[Raw records]
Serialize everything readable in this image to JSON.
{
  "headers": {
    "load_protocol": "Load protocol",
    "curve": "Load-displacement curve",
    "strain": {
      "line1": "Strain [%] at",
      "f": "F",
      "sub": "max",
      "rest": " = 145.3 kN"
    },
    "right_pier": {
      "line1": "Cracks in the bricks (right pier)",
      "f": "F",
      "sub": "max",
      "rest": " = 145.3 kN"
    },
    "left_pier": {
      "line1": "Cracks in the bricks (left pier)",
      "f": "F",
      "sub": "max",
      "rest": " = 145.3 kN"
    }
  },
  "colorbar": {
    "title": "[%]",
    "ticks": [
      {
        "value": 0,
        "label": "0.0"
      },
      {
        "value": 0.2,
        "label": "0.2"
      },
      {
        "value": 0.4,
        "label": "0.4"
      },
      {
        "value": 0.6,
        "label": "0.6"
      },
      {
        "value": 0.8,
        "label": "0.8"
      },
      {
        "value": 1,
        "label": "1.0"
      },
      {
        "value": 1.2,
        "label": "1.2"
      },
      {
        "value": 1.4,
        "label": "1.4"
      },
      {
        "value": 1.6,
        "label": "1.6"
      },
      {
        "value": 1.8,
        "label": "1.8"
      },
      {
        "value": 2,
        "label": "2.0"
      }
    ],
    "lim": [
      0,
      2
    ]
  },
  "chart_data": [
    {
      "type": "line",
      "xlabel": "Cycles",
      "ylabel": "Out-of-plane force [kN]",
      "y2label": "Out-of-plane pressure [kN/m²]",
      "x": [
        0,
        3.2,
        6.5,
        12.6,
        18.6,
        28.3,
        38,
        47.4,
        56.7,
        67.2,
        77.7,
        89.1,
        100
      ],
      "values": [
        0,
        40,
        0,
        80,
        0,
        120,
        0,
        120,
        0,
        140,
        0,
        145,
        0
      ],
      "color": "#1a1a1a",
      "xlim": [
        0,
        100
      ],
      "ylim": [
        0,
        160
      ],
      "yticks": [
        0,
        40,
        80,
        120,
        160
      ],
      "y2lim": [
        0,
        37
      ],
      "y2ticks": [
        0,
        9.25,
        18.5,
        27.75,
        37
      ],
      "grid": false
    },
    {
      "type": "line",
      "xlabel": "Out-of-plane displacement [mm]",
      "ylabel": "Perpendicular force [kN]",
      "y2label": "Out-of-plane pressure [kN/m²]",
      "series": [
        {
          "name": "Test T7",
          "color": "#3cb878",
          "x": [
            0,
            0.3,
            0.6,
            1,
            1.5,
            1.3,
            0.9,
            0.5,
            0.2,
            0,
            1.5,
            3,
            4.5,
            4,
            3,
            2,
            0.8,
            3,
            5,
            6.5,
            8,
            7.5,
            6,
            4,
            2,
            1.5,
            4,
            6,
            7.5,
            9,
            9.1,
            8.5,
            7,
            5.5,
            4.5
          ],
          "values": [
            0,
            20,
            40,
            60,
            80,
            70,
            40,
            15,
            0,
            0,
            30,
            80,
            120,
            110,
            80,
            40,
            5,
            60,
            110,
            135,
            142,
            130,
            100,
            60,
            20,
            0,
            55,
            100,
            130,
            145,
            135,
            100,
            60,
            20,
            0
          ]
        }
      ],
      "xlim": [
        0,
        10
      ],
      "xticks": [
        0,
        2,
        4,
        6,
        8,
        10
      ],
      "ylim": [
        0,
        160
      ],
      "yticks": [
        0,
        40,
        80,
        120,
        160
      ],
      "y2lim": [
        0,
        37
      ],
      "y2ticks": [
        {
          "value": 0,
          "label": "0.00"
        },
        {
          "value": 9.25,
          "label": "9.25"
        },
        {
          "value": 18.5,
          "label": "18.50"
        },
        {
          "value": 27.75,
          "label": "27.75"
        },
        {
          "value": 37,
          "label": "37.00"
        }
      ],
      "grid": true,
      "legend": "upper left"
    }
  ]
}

Task instructions: Go over the entries above and say how many lines hold the string "xlabel", with no other text.

Exercise output: 2